SHORT PROBLEM - Determine which lines contain the word "hasta", then copy those lines.

== == ==

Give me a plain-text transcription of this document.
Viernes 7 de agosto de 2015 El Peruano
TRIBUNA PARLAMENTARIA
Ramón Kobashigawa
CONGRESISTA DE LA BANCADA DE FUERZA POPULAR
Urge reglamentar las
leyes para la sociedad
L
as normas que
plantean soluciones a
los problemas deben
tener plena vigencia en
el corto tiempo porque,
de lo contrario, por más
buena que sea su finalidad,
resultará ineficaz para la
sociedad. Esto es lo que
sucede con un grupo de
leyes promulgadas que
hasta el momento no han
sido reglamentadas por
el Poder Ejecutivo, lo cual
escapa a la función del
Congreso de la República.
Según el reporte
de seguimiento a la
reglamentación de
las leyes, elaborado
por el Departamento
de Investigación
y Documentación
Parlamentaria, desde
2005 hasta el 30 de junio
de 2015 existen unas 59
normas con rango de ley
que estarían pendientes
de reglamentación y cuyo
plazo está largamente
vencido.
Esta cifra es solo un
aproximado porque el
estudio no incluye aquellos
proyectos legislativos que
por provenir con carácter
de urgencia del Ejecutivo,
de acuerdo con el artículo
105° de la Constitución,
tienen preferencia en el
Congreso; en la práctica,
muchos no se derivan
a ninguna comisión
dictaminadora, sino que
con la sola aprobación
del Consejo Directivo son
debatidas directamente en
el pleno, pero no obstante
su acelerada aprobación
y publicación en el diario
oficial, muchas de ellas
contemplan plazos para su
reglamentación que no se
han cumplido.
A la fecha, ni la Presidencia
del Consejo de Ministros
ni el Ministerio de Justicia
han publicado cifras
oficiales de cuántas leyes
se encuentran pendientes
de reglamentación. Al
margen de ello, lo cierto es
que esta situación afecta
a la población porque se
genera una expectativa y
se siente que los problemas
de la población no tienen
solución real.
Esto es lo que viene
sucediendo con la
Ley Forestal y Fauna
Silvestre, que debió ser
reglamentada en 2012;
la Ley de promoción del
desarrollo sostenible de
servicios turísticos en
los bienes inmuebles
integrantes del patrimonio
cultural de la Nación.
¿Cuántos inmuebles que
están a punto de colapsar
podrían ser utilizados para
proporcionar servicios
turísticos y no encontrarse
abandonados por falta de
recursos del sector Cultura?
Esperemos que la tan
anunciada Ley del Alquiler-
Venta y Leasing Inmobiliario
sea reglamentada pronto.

== == ==

WRITTEN REPLY -
hasta el momento no han
2005 hasta el 30 de junio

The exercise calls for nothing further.